— BEGIN Task inputs —

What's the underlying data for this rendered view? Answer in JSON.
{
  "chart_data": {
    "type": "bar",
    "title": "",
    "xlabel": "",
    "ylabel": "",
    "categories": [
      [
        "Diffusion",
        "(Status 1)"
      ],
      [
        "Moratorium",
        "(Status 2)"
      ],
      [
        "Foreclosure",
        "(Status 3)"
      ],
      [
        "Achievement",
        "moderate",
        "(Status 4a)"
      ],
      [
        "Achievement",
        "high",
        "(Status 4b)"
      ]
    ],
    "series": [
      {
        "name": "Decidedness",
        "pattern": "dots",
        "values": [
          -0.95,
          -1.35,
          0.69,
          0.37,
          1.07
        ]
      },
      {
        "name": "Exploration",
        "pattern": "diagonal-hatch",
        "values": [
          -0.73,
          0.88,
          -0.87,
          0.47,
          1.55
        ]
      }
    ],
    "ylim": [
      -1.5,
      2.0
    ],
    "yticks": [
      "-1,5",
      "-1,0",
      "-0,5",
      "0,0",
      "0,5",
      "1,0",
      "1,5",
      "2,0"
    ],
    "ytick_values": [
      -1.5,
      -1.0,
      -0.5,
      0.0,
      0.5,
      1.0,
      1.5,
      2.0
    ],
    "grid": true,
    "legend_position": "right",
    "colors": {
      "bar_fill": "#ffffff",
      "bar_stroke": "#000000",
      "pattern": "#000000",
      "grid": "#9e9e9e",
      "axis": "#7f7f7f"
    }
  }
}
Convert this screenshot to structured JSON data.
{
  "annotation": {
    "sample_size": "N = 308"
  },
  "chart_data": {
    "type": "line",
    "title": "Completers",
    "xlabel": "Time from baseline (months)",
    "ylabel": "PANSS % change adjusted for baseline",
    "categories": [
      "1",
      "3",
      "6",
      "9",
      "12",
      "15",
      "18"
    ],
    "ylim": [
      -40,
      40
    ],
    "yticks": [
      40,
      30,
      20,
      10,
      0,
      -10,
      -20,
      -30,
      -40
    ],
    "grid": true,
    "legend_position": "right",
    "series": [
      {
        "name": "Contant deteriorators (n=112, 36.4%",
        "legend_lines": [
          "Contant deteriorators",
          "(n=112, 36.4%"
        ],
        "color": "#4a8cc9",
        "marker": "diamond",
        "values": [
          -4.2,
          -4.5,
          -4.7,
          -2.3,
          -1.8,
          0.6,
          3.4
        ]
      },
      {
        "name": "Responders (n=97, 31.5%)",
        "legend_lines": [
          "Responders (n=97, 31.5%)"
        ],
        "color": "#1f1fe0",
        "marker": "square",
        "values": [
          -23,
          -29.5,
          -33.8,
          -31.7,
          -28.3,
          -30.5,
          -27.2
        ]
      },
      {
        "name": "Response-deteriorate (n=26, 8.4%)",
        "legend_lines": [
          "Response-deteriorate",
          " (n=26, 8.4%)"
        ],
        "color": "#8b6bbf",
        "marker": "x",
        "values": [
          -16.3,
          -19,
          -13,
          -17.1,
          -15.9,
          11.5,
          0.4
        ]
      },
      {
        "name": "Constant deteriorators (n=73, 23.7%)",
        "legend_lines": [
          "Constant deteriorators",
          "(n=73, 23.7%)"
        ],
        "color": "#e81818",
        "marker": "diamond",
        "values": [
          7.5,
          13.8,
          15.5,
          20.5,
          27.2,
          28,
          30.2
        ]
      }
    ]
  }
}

— END Task inputs —

Write the complete data out, exactly as above.

**Exercise solution**
What's the underlying data for this rendered view? Answer in JSON.
{
  "chart_data": {
    "type": "bar",
    "title": "",
    "xlabel": "",
    "ylabel": "",
    "categories": [
      [
        "Diffusion",
        "(Status 1)"
      ],
      [
        "Moratorium",
        "(Status 2)"
      ],
      [
        "Foreclosure",
        "(Status 3)"
      ],
      [
        "Achievement",
        "moderate",
        "(Status 4a)"
      ],
      [
        "Achievement",
        "high",
        "(Status 4b)"
      ]
    ],
    "series": [
      {
        "name": "Decidedness",
        "pattern": "dots",
        "values": [
          -0.95,
          -1.35,
          0.69,
          0.37,
          1.07
        ]
      },
      {
        "name": "Exploration",
        "pattern": "diagonal-hatch",
        "values": [
          -0.73,
          0.88,
          -0.87,
          0.47,
          1.55
        ]
      }
    ],
    "ylim": [
      -1.5,
      2.0
    ],
    "yticks": [
      "-1,5",
      "-1,0",
      "-0,5",
      "0,0",
      "0,5",
      "1,0",
      "1,5",
      "2,0"
    ],
    "ytick_values": [
      -1.5,
      -1.0,
      -0.5,
      0.0,
      0.5,
      1.0,
      1.5,
      2.0
    ],
    "grid": true,
    "legend_position": "right",
    "colors": {
      "bar_fill": "#ffffff",
      "bar_stroke": "#000000",
      "pattern": "#000000",
      "grid": "#9e9e9e",
      "axis": "#7f7f7f"
    }
  }
}
Convert this screenshot to structured JSON data.
{
  "annotation": {
    "sample_size": "N = 308"
  },
  "chart_data": {
    "type": "line",
    "title": "Completers",
    "xlabel": "Time from baseline (months)",
    "ylabel": "PANSS % change adjusted for baseline",
    "categories": [
      "1",
      "3",
      "6",
      "9",
      "12",
      "15",
      "18"
    ],
    "ylim": [
      -40,
      40
    ],
    "yticks": [
      40,
      30,
      20,
      10,
      0,
      -10,
      -20,
      -30,
      -40
    ],
    "grid": true,
    "legend_position": "right",
    "series": [
      {
        "name": "Contant deteriorators (n=112, 36.4%",
        "legend_lines": [
          "Contant deteriorators",
          "(n=112, 36.4%"
        ],
        "color": "#4a8cc9",
        "marker": "diamond",
        "values": [
          -4.2,
          -4.5,
          -4.7,
          -2.3,
          -1.8,
          0.6,
          3.4
        ]
      },
      {
        "name": "Responders (n=97, 31.5%)",
        "legend_lines": [
          "Responders (n=97, 31.5%)"
        ],
        "color": "#1f1fe0",
        "marker": "square",
        "values": [
          -23,
          -29.5,
          -33.8,
          -31.7,
          -28.3,
          -30.5,
          -27.2
        ]
      },
      {
        "name": "Response-deteriorate (n=26, 8.4%)",
        "legend_lines": [
          "Response-deteriorate",
          " (n=26, 8.4%)"
        ],
        "color": "#8b6bbf",
        "marker": "x",
        "values": [
          -16.3,
          -19,
          -13,
          -17.1,
          -15.9,
          11.5,
          0.4
        ]
      },
      {
        "name": "Constant deteriorators (n=73, 23.7%)",
        "legend_lines": [
          "Constant deteriorators",
          "(n=73, 23.7%)"
        ],
        "color": "#e81818",
        "marker": "diamond",
        "values": [
          7.5,
          13.8,
          15.5,
          20.5,
          27.2,
          28,
          30.2
        ]
      }
    ]
  }
}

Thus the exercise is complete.